__Work to be completed__: Restate all of the entries exactly, dropping any pictures they hold.
BEGIN Entries provided
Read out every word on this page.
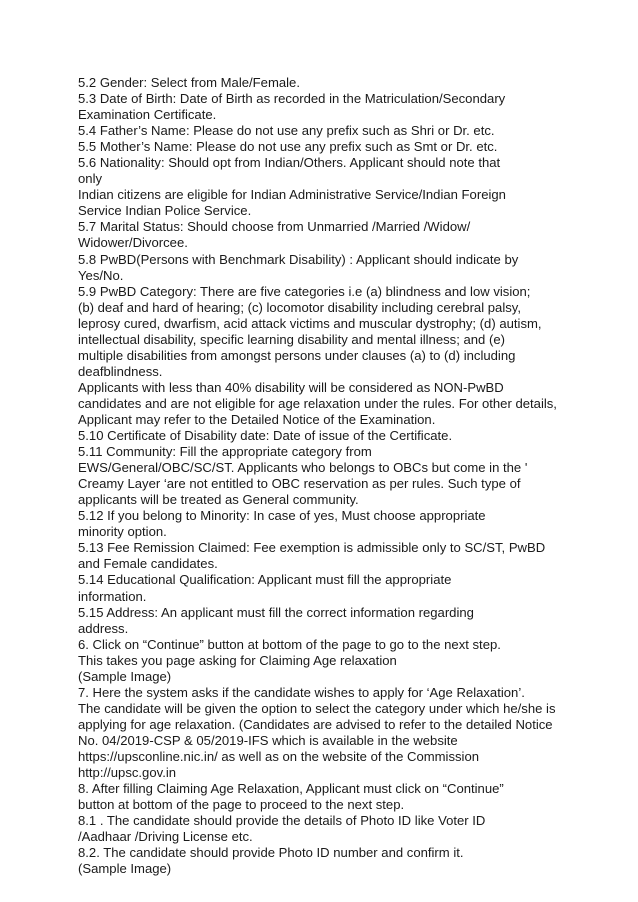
5.2 Gender: Select from Male/Female.
5.3 Date of Birth: Date of Birth as recorded in the Matriculation/Secondary
Examination Certificate.
5.4 Father’s Name: Please do not use any prefix such as Shri or Dr. etc.
5.5 Mother’s Name: Please do not use any prefix such as Smt or Dr. etc.
5.6 Nationality: Should opt from Indian/Others. Applicant should note that
only
Indian citizens are eligible for Indian Administrative Service/Indian Foreign
Service Indian Police Service.
5.7 Marital Status: Should choose from Unmarried /Married /Widow/
Widower/Divorcee.
5.8 PwBD(Persons with Benchmark Disability) : Applicant should indicate by
Yes/No.
5.9 PwBD Category: There are five categories i.e (a) blindness and low vision;
(b) deaf and hard of hearing; (c) locomotor disability including cerebral palsy,
leprosy cured, dwarfism, acid attack victims and muscular dystrophy; (d) autism,
intellectual disability, specific learning disability and mental illness; and (e)
multiple disabilities from amongst persons under clauses (a) to (d) including
deafblindness.
Applicants with less than 40% disability will be considered as NON-PwBD
candidates and are not eligible for age relaxation under the rules. For other details,
Applicant may refer to the Detailed Notice of the Examination.
5.10 Certificate of Disability date: Date of issue of the Certificate.
5.11 Community: Fill the appropriate category from
EWS/General/OBC/SC/ST. Applicants who belongs to OBCs but come in the '
Creamy Layer ‘are not entitled to OBC reservation as per rules. Such type of
applicants will be treated as General community.
5.12 If you belong to Minority: In case of yes, Must choose appropriate
minority option.
5.13 Fee Remission Claimed: Fee exemption is admissible only to SC/ST, PwBD
and Female candidates.
5.14 Educational Qualification: Applicant must fill the appropriate
information.
5.15 Address: An applicant must fill the correct information regarding
address.
6. Click on “Continue” button at bottom of the page to go to the next step.
This takes you page asking for Claiming Age relaxation
(Sample Image)
7. Here the system asks if the candidate wishes to apply for ‘Age Relaxation’.
The candidate will be given the option to select the category under which he/she is
applying for age relaxation. (Candidates are advised to refer to the detailed Notice
No. 04/2019-CSP & 05/2019-IFS which is available in the website
https://upsconline.nic.in/ as well as on the website of the Commission
http://upsc.gov.in
8. After filling Claiming Age Relaxation, Applicant must click on “Continue”
button at bottom of the page to proceed to the next step.
8.1 . The candidate should provide the details of Photo ID like Voter ID
/Aadhaar /Driving License etc.
8.2. The candidate should provide Photo ID number and confirm it.
(Sample Image)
END Entries provided
__Answer to the task__:
Read out every word on this page.
5.2 Gender: Select from Male/Female.
5.3 Date of Birth: Date of Birth as recorded in the Matriculation/Secondary
Examination Certificate.
5.4 Father’s Name: Please do not use any prefix such as Shri or Dr. etc.
5.5 Mother’s Name: Please do not use any prefix such as Smt or Dr. etc.
5.6 Nationality: Should opt from Indian/Others. Applicant should note that
only
Indian citizens are eligible for Indian Administrative Service/Indian Foreign
Service Indian Police Service.
5.7 Marital Status: Should choose from Unmarried /Married /Widow/
Widower/Divorcee.
5.8 PwBD(Persons with Benchmark Disability) : Applicant should indicate by
Yes/No.
5.9 PwBD Category: There are five categories i.e (a) blindness and low vision;
(b) deaf and hard of hearing; (c) locomotor disability including cerebral palsy,
leprosy cured, dwarfism, acid attack victims and muscular dystrophy; (d) autism,
intellectual disability, specific learning disability and mental illness; and (e)
multiple disabilities from amongst persons under clauses (a) to (d) including
deafblindness.
Applicants with less than 40% disability will be considered as NON-PwBD
candidates and are not eligible for age relaxation under the rules. For other details,
Applicant may refer to the Detailed Notice of the Examination.
5.10 Certificate of Disability date: Date of issue of the Certificate.
5.11 Community: Fill the appropriate category from
EWS/General/OBC/SC/ST. Applicants who belongs to OBCs but come in the '
Creamy Layer ‘are not entitled to OBC reservation as per rules. Such type of
applicants will be treated as General community.
5.12 If you belong to Minority: In case of yes, Must choose appropriate
minority option.
5.13 Fee Remission Claimed: Fee exemption is admissible only to SC/ST, PwBD
and Female candidates.
5.14 Educational Qualification: Applicant must fill the appropriate
information.
5.15 Address: An applicant must fill the correct information regarding
address.
6. Click on “Continue” button at bottom of the page to go to the next step.
This takes you page asking for Claiming Age relaxation
(Sample Image)
7. Here the system asks if the candidate wishes to apply for ‘Age Relaxation’.
The candidate will be given the option to select the category under which he/she is
applying for age relaxation. (Candidates are advised to refer to the detailed Notice
No. 04/2019-CSP & 05/2019-IFS which is available in the website
https://upsconline.nic.in/ as well as on the website of the Commission
http://upsc.gov.in
8. After filling Claiming Age Relaxation, Applicant must click on “Continue”
button at bottom of the page to proceed to the next step.
8.1 . The candidate should provide the details of Photo ID like Voter ID
/Aadhaar /Driving License etc.
8.2. The candidate should provide Photo ID number and confirm it.
(Sample Image)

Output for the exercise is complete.